======== Provided entries
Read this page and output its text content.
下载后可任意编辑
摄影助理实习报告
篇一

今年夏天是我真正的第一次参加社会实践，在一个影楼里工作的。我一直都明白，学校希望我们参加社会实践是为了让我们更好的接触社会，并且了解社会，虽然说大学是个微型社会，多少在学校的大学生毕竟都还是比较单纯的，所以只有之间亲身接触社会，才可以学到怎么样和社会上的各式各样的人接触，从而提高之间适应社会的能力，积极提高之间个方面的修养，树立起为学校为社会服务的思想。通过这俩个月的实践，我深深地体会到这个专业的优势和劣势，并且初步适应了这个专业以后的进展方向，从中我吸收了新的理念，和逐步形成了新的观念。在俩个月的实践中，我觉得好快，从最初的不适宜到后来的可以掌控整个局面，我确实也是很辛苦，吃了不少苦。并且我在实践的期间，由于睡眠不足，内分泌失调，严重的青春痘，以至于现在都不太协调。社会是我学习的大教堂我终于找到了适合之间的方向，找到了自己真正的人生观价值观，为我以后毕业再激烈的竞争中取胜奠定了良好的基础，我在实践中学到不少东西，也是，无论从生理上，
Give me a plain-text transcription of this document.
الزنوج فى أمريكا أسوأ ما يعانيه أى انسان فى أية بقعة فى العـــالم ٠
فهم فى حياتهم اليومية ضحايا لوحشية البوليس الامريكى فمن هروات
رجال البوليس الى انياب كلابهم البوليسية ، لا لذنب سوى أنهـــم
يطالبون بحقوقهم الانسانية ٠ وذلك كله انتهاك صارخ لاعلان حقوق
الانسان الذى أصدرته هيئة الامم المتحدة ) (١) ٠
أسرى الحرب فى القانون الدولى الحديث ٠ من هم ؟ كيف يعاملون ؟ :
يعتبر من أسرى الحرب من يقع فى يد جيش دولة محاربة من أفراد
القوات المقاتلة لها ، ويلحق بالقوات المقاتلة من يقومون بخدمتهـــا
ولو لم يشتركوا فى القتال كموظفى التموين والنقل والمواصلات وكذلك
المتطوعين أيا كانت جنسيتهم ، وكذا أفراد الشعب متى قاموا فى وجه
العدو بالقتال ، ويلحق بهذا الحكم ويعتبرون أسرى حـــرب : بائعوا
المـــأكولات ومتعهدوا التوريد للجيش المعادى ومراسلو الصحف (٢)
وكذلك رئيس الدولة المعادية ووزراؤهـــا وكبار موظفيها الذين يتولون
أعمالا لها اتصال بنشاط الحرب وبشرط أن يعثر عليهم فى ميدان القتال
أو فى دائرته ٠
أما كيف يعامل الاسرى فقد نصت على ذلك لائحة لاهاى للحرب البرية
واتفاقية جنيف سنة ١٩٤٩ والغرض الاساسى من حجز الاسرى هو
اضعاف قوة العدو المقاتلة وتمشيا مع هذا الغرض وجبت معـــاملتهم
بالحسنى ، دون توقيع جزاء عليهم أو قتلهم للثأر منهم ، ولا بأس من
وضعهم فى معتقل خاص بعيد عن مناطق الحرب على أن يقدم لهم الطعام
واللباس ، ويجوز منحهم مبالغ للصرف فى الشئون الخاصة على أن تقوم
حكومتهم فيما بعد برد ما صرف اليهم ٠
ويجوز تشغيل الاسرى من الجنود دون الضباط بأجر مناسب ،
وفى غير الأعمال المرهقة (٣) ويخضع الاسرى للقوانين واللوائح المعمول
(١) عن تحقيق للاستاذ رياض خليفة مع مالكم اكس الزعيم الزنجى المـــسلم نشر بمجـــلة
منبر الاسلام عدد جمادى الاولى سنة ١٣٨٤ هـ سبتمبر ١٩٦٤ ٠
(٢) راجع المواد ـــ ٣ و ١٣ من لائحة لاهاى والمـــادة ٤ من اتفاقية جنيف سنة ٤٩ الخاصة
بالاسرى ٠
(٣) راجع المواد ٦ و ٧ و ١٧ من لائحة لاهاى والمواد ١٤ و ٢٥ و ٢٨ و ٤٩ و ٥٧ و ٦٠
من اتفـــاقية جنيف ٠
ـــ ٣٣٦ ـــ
================
== Task directions ==
Return all lines containing "جنيف".

== The output ==
واتفاقية جنيف سنة ١٩٤٩ والغرض الاساسى من حجز الاسرى هو
(٢) راجع المواد ـــ ٣ و ١٣ من لائحة لاهاى والمـــادة ٤ من اتفاقية جنيف سنة ٤٩ الخاصة
من اتفـــاقية جنيف ٠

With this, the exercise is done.